- Exercise -
Show all lines from the data that include the word "watermark".

— Start of Exercise inputs —

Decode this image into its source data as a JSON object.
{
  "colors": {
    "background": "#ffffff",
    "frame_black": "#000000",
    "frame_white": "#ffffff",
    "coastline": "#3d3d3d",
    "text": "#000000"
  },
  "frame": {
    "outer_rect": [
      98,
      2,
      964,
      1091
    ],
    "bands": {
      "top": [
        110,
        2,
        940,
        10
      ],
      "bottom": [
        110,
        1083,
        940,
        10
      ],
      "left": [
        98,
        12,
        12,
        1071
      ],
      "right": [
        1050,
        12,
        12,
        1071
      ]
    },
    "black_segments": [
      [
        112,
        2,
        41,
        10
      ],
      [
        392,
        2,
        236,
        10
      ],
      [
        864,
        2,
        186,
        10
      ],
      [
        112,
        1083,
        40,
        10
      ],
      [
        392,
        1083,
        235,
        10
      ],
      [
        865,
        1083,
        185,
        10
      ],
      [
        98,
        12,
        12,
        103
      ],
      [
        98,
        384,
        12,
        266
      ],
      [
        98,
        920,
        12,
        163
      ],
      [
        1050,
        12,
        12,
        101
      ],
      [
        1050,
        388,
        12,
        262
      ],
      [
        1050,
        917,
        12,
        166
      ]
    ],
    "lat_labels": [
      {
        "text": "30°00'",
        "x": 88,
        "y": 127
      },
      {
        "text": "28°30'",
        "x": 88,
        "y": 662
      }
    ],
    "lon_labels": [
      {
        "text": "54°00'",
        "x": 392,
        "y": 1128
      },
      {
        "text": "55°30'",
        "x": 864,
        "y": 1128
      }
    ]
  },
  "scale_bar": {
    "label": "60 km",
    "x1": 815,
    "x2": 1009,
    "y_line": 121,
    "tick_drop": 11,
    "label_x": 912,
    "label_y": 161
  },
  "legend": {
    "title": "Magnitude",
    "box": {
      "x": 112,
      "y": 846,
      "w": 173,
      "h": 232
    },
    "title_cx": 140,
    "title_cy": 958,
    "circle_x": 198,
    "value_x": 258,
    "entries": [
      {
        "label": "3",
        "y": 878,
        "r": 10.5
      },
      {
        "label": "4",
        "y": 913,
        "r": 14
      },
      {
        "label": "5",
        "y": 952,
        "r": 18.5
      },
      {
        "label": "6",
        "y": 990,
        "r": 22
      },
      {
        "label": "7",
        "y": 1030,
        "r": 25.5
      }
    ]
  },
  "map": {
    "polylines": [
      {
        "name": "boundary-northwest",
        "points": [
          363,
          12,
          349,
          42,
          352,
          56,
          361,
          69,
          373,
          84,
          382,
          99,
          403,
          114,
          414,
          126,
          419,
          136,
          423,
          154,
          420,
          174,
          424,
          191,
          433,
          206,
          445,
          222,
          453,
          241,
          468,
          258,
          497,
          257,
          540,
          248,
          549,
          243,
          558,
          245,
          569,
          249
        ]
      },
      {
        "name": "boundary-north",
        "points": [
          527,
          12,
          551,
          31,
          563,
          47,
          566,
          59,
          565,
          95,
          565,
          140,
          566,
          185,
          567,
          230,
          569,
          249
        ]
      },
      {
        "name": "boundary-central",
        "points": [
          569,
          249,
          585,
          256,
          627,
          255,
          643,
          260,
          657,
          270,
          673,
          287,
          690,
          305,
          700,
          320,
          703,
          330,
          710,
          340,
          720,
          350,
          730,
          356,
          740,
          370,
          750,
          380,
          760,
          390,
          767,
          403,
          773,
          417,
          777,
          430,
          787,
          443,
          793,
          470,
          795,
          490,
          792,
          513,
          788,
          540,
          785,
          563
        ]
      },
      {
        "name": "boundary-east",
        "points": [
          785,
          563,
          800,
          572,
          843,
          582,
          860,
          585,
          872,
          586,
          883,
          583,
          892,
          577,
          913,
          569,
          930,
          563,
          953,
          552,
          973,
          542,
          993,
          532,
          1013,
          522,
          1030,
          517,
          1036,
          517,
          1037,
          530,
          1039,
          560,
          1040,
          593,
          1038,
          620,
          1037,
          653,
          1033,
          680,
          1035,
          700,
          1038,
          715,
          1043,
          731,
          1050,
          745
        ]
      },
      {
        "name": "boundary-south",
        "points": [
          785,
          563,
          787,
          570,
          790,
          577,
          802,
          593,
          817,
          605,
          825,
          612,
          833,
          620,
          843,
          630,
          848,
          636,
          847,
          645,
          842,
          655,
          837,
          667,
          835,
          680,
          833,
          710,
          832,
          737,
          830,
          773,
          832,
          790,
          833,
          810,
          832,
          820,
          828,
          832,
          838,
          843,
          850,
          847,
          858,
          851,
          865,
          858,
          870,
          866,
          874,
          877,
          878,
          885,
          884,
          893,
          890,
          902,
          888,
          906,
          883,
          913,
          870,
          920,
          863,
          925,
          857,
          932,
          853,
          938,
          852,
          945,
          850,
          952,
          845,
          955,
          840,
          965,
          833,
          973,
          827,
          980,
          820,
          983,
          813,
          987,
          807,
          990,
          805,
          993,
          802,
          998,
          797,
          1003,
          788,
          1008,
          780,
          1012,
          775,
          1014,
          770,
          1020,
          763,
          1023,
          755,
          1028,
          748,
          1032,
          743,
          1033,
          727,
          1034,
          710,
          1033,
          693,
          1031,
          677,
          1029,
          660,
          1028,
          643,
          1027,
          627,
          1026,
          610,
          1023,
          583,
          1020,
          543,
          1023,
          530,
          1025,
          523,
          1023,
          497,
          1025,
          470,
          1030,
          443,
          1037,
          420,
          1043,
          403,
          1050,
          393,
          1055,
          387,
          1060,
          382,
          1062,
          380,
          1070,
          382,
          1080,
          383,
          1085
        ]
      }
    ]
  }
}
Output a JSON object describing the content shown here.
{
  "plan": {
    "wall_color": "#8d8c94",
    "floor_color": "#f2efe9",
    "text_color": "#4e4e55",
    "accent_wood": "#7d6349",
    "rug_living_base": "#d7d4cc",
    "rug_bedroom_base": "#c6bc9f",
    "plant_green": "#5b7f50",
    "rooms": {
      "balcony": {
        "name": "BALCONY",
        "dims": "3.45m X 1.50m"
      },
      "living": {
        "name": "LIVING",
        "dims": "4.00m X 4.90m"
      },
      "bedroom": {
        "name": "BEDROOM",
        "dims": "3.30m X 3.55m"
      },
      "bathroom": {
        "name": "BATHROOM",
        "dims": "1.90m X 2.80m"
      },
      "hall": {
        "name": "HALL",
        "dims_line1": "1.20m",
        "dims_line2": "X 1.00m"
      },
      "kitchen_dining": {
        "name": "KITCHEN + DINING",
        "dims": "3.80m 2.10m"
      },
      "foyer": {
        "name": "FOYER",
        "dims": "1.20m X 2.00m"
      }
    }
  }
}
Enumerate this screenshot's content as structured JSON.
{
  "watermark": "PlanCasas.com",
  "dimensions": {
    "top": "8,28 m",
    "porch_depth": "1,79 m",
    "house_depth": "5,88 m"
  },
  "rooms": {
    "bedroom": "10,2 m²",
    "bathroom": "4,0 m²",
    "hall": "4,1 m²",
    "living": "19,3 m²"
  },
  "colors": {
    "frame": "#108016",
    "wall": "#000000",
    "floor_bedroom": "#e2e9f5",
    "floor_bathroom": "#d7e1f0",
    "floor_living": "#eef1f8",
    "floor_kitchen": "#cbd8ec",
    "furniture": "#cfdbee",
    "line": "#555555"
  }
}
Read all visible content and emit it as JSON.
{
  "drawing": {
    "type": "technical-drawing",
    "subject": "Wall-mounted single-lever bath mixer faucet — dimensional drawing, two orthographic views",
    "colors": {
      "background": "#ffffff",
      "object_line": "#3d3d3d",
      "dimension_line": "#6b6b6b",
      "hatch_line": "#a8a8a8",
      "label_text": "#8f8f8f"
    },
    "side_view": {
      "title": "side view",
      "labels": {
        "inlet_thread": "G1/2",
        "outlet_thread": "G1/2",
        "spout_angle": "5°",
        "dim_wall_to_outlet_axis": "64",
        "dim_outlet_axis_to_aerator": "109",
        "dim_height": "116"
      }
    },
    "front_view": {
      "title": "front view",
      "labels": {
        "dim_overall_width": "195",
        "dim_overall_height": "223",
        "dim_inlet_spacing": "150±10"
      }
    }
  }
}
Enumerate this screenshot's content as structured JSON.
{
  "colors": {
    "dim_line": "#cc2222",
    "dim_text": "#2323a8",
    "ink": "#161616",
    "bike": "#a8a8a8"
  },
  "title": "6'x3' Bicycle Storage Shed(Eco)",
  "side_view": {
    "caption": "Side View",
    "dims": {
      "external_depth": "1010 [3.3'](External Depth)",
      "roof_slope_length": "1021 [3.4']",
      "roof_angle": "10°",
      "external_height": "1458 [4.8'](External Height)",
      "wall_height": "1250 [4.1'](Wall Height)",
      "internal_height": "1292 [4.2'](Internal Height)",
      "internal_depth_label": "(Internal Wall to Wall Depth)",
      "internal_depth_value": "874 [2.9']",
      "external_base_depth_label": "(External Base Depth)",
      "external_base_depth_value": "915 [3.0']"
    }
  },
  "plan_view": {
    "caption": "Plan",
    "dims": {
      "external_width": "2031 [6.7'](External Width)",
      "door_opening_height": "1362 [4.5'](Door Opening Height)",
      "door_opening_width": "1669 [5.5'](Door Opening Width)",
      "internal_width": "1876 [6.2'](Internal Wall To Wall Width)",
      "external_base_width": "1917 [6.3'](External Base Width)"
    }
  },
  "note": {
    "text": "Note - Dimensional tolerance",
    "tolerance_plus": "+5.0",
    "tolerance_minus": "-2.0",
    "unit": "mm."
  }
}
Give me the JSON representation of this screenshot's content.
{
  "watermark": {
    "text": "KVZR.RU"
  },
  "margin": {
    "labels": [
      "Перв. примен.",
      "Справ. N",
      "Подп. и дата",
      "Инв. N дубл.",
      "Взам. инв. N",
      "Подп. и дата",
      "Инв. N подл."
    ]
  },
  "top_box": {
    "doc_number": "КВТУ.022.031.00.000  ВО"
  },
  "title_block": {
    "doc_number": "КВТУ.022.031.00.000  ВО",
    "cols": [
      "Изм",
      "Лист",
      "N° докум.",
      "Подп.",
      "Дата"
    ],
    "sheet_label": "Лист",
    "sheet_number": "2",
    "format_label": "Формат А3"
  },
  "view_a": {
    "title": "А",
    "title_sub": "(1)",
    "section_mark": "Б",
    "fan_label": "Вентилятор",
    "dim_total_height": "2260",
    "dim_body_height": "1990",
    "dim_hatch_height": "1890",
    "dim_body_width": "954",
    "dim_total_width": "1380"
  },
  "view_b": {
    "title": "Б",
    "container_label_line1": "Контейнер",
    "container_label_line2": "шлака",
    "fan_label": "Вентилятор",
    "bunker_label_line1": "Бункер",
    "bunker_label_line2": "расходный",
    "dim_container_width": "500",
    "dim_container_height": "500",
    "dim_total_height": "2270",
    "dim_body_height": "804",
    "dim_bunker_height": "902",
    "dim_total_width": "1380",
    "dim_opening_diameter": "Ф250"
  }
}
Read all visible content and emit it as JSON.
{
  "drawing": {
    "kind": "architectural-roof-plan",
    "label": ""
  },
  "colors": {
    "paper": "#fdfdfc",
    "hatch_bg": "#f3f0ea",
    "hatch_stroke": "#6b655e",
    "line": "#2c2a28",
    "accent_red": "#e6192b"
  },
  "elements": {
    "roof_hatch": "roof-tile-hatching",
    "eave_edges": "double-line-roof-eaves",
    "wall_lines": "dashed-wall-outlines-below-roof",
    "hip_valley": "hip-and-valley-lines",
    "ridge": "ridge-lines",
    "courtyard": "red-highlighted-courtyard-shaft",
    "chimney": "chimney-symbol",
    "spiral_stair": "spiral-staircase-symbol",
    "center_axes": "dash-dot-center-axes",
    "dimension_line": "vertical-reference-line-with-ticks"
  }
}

— End of Exercise inputs —

- Written answer -
  "watermark": "PlanCasas.com",
  "watermark": {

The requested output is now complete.